GOAL:
Output all lines exactly.

RAW RECORDS:
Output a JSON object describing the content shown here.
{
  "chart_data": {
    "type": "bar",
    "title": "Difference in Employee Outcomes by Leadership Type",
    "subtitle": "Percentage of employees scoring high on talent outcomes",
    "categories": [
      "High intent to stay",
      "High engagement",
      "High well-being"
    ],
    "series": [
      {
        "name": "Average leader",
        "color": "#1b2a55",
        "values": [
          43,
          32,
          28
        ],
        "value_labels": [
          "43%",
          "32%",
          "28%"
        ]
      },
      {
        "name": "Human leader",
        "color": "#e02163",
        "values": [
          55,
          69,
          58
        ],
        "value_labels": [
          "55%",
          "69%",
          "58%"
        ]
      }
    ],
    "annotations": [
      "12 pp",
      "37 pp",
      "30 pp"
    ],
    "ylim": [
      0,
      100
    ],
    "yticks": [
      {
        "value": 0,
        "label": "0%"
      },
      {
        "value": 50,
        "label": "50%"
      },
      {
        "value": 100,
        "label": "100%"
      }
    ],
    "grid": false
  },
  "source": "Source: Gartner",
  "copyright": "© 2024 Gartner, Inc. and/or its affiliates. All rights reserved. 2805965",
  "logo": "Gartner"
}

ANSWER FOR THE TASK:
Output a JSON object describing the content shown here.
{
  "chart_data": {
    "type": "bar",
    "title": "Difference in Employee Outcomes by Leadership Type",
    "subtitle": "Percentage of employees scoring high on talent outcomes",
    "categories": [
      "High intent to stay",
      "High engagement",
      "High well-being"
    ],
    "series": [
      {
        "name": "Average leader",
        "color": "#1b2a55",
        "values": [
          43,
          32,
          28
        ],
        "value_labels": [
          "43%",
          "32%",
          "28%"
        ]
      },
      {
        "name": "Human leader",
        "color": "#e02163",
        "values": [
          55,
          69,
          58
        ],
        "value_labels": [
          "55%",
          "69%",
          "58%"
        ]
      }
    ],
    "annotations": [
      "12 pp",
      "37 pp",
      "30 pp"
    ],
    "ylim": [
      0,
      100
    ],
    "yticks": [
      {
        "value": 0,
        "label": "0%"
      },
      {
        "value": 50,
        "label": "50%"
      },
      {
        "value": 100,
        "label": "100%"
      }
    ],
    "grid": false
  },
  "source": "Source: Gartner",
  "copyright": "© 2024 Gartner, Inc. and/or its affiliates. All rights reserved. 2805965",
  "logo": "Gartner"
}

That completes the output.